Short problem: Return the listing below word for word.

Exercise input:
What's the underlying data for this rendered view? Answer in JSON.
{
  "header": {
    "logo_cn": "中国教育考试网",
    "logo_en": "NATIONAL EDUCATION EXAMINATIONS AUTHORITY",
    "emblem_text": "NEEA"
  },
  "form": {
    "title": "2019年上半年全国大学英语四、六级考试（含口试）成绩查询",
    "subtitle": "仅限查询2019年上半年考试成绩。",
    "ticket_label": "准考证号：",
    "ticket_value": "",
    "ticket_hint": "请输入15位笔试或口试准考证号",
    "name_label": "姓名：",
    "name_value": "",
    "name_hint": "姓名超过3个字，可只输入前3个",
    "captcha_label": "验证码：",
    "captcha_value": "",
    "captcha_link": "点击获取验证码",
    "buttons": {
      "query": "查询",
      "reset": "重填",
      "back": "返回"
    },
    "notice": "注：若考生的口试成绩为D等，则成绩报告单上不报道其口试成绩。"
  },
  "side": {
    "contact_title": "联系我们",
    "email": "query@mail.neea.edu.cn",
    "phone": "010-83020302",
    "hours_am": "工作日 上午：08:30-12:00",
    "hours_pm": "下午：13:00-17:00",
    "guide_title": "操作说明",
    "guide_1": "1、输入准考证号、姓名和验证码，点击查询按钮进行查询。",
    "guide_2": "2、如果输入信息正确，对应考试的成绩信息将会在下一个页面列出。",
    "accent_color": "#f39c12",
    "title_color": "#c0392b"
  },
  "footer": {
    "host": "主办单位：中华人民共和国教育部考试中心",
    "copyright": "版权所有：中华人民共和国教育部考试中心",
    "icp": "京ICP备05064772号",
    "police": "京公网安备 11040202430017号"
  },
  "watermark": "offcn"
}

Answer to this problem:
What's the underlying data for this rendered view? Answer in JSON.
{
  "header": {
    "logo_cn": "中国教育考试网",
    "logo_en": "NATIONAL EDUCATION EXAMINATIONS AUTHORITY",
    "emblem_text": "NEEA"
  },
  "form": {
    "title": "2019年上半年全国大学英语四、六级考试（含口试）成绩查询",
    "subtitle": "仅限查询2019年上半年考试成绩。",
    "ticket_label": "准考证号：",
    "ticket_value": "",
    "ticket_hint": "请输入15位笔试或口试准考证号",
    "name_label": "姓名：",
    "name_value": "",
    "name_hint": "姓名超过3个字，可只输入前3个",
    "captcha_label": "验证码：",
    "captcha_value": "",
    "captcha_link": "点击获取验证码",
    "buttons": {
      "query": "查询",
      "reset": "重填",
      "back": "返回"
    },
    "notice": "注：若考生的口试成绩为D等，则成绩报告单上不报道其口试成绩。"
  },
  "side": {
    "contact_title": "联系我们",
    "email": "query@mail.neea.edu.cn",
    "phone": "010-83020302",
    "hours_am": "工作日 上午：08:30-12:00",
    "hours_pm": "下午：13:00-17:00",
    "guide_title": "操作说明",
    "guide_1": "1、输入准考证号、姓名和验证码，点击查询按钮进行查询。",
    "guide_2": "2、如果输入信息正确，对应考试的成绩信息将会在下一个页面列出。",
    "accent_color": "#f39c12",
    "title_color": "#c0392b"
  },
  "footer": {
    "host": "主办单位：中华人民共和国教育部考试中心",
    "copyright": "版权所有：中华人民共和国教育部考试中心",
    "icp": "京ICP备05064772号",
    "police": "京公网安备 11040202430017号"
  },
  "watermark": "offcn"
}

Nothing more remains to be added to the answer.